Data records
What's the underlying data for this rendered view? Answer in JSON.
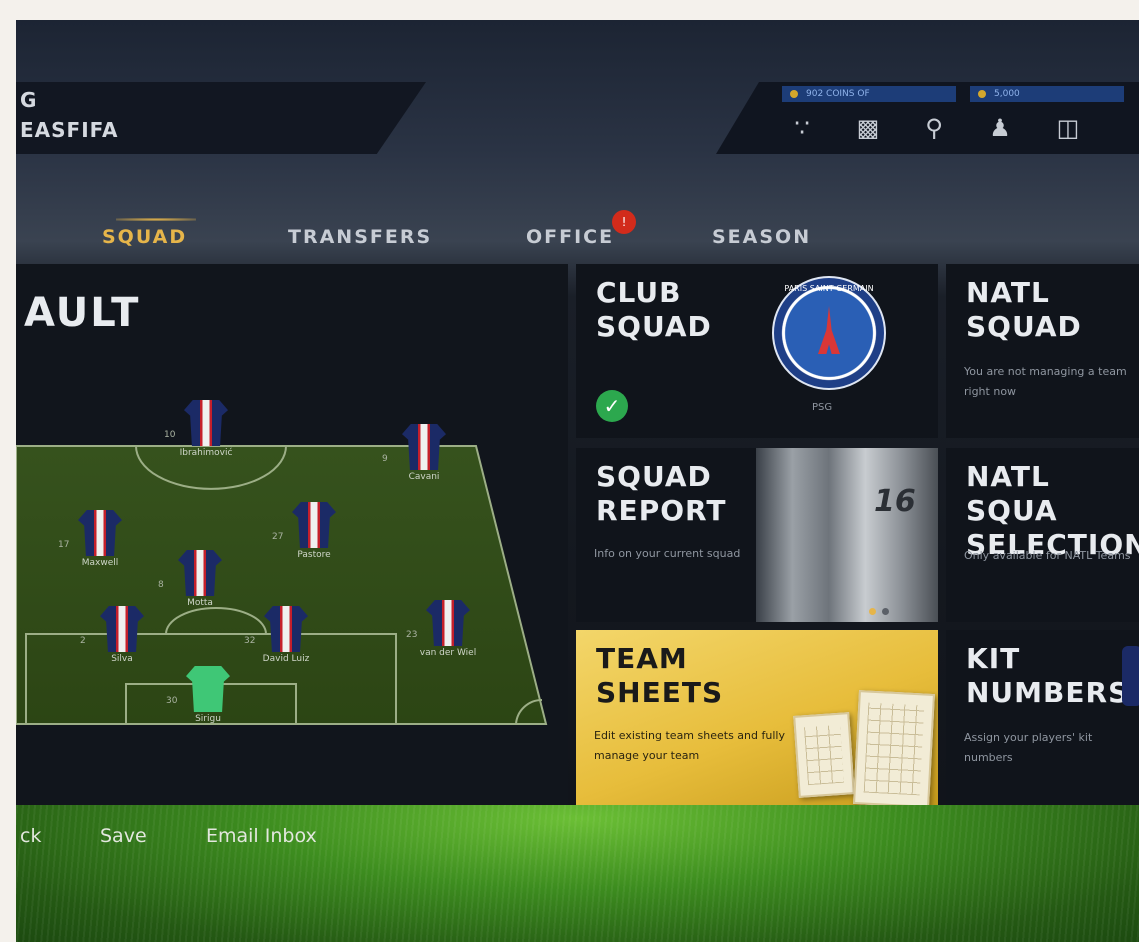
{
  "header": {
    "name_line1": "G",
    "name_line2": "EASFIFA",
    "coins_label": "902 COINS OF",
    "points_label": "5,000",
    "icons": [
      "share-icon",
      "store-icon",
      "trophy-icon",
      "players-icon",
      "cart-icon"
    ]
  },
  "tabs": [
    {
      "label": "SQUAD",
      "active": true
    },
    {
      "label": "TRANSFERS",
      "active": false
    },
    {
      "label": "OFFICE",
      "active": false,
      "badge": "!"
    },
    {
      "label": "SEASON",
      "active": false
    }
  ],
  "formation": {
    "title": "AULT",
    "players": [
      {
        "name": "Ibrahimović",
        "number": "10"
      },
      {
        "name": "Cavani",
        "number": "9"
      },
      {
        "name": "Maxwell",
        "number": "17"
      },
      {
        "name": "Pastore",
        "number": "27"
      },
      {
        "name": "Motta",
        "number": "8"
      },
      {
        "name": "Silva",
        "number": "2"
      },
      {
        "name": "David Luiz",
        "number": "32"
      },
      {
        "name": "van der Wiel",
        "number": "23"
      },
      {
        "name": "Sirigu",
        "number": "30"
      }
    ]
  },
  "cards": {
    "club_squad": {
      "title_l1": "CLUB",
      "title_l2": "SQUAD",
      "club_tag": "PSG",
      "crest_text": "PARIS SAINT-GERMAIN"
    },
    "natl_squad": {
      "title_l1": "NATL",
      "title_l2": "SQUAD",
      "desc": "You are not managing a team right now"
    },
    "squad_report": {
      "title_l1": "SQUAD",
      "title_l2": "REPORT",
      "desc": "Info on your current squad",
      "shirt_number": "16"
    },
    "natl_selection": {
      "title_l1": "NATL SQUA",
      "title_l2": "SELECTION",
      "desc": "Only available for NATL Teams"
    },
    "team_sheets": {
      "title_l1": "TEAM",
      "title_l2": "SHEETS",
      "desc": "Edit existing team sheets and fully manage your team"
    },
    "kit_numbers": {
      "title_l1": "KIT",
      "title_l2": "NUMBERS",
      "desc": "Assign your players' kit numbers"
    }
  },
  "bottom_bar": {
    "back": "ck",
    "save": "Save",
    "email": "Email Inbox"
  }
}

Exercise requirements —
Transcribe all the data word for word; the images stay out.

Finished exercise —
What's the underlying data for this rendered view? Answer in JSON.
{
  "header": {
    "name_line1": "G",
    "name_line2": "EASFIFA",
    "coins_label": "902 COINS OF",
    "points_label": "5,000",
    "icons": [
      "share-icon",
      "store-icon",
      "trophy-icon",
      "players-icon",
      "cart-icon"
    ]
  },
  "tabs": [
    {
      "label": "SQUAD",
      "active": true
    },
    {
      "label": "TRANSFERS",
      "active": false
    },
    {
      "label": "OFFICE",
      "active": false,
      "badge": "!"
    },
    {
      "label": "SEASON",
      "active": false
    }
  ],
  "formation": {
    "title": "AULT",
    "players": [
      {
        "name": "Ibrahimović",
        "number": "10"
      },
      {
        "name": "Cavani",
        "number": "9"
      },
      {
        "name": "Maxwell",
        "number": "17"
      },
      {
        "name": "Pastore",
        "number": "27"
      },
      {
        "name": "Motta",
        "number": "8"
      },
      {
        "name": "Silva",
        "number": "2"
      },
      {
        "name": "David Luiz",
        "number": "32"
      },
      {
        "name": "van der Wiel",
        "number": "23"
      },
      {
        "name": "Sirigu",
        "number": "30"
      }
    ]
  },
  "cards": {
    "club_squad": {
      "title_l1": "CLUB",
      "title_l2": "SQUAD",
      "club_tag": "PSG",
      "crest_text": "PARIS SAINT-GERMAIN"
    },
    "natl_squad": {
      "title_l1": "NATL",
      "title_l2": "SQUAD",
      "desc": "You are not managing a team right now"
    },
    "squad_report": {
      "title_l1": "SQUAD",
      "title_l2": "REPORT",
      "desc": "Info on your current squad",
      "shirt_number": "16"
    },
    "natl_selection": {
      "title_l1": "NATL SQUA",
      "title_l2": "SELECTION",
      "desc": "Only available for NATL Teams"
    },
    "team_sheets": {
      "title_l1": "TEAM",
      "title_l2": "SHEETS",
      "desc": "Edit existing team sheets and fully manage your team"
    },
    "kit_numbers": {
      "title_l1": "KIT",
      "title_l2": "NUMBERS",
      "desc": "Assign your players' kit numbers"
    }
  },
  "bottom_bar": {
    "back": "ck",
    "save": "Save",
    "email": "Email Inbox"
  }
}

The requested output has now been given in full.